## DATASET ROWS
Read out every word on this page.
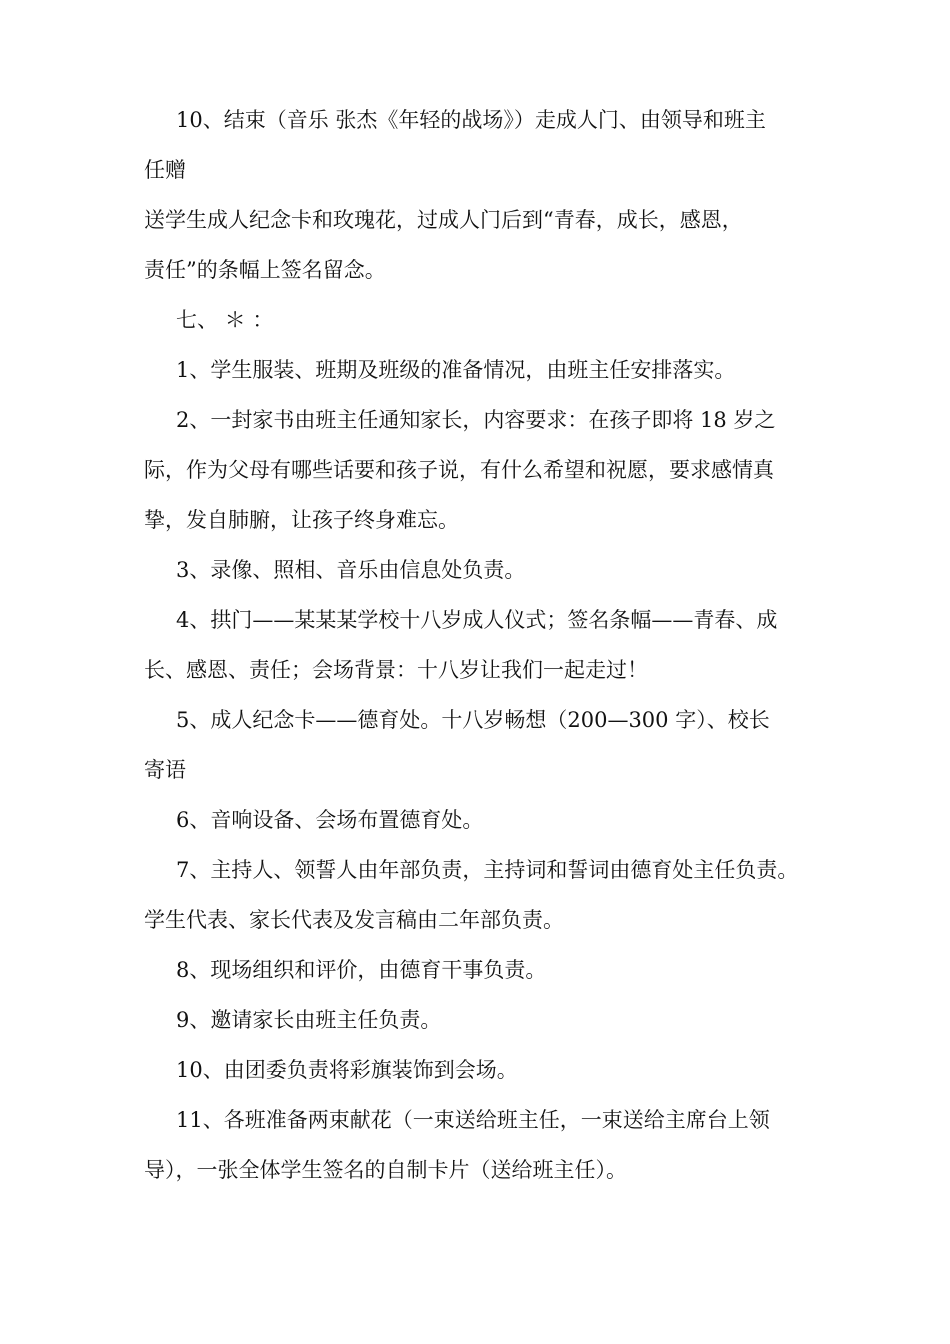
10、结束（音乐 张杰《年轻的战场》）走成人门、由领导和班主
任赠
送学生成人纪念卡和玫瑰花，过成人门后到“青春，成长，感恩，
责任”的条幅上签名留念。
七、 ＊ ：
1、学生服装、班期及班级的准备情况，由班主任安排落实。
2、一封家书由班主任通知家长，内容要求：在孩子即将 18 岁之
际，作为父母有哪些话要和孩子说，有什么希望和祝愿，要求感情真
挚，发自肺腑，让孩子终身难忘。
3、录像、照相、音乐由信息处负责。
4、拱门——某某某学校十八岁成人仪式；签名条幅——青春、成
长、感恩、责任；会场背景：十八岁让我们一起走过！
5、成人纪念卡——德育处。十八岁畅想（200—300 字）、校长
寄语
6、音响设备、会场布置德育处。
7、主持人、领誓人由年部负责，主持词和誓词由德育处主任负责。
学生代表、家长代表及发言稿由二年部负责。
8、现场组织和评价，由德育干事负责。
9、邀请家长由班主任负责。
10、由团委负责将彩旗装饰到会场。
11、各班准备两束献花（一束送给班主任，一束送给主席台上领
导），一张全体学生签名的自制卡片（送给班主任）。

## REQUIRED WORK
All the material shown above is to be copied exactly, with no pictures carried over.

## EXERCISE SOLUTION
Read out every word on this page.
10、结束（音乐 张杰《年轻的战场》）走成人门、由领导和班主
任赠
送学生成人纪念卡和玫瑰花，过成人门后到“青春，成长，感恩，
责任”的条幅上签名留念。
七、 ＊ ：
1、学生服装、班期及班级的准备情况，由班主任安排落实。
2、一封家书由班主任通知家长，内容要求：在孩子即将 18 岁之
际，作为父母有哪些话要和孩子说，有什么希望和祝愿，要求感情真
挚，发自肺腑，让孩子终身难忘。
3、录像、照相、音乐由信息处负责。
4、拱门——某某某学校十八岁成人仪式；签名条幅——青春、成
长、感恩、责任；会场背景：十八岁让我们一起走过！
5、成人纪念卡——德育处。十八岁畅想（200—300 字）、校长
寄语
6、音响设备、会场布置德育处。
7、主持人、领誓人由年部负责，主持词和誓词由德育处主任负责。
学生代表、家长代表及发言稿由二年部负责。
8、现场组织和评价，由德育干事负责。
9、邀请家长由班主任负责。
10、由团委负责将彩旗装饰到会场。
11、各班准备两束献花（一束送给班主任，一束送给主席台上领
导），一张全体学生签名的自制卡片（送给班主任）。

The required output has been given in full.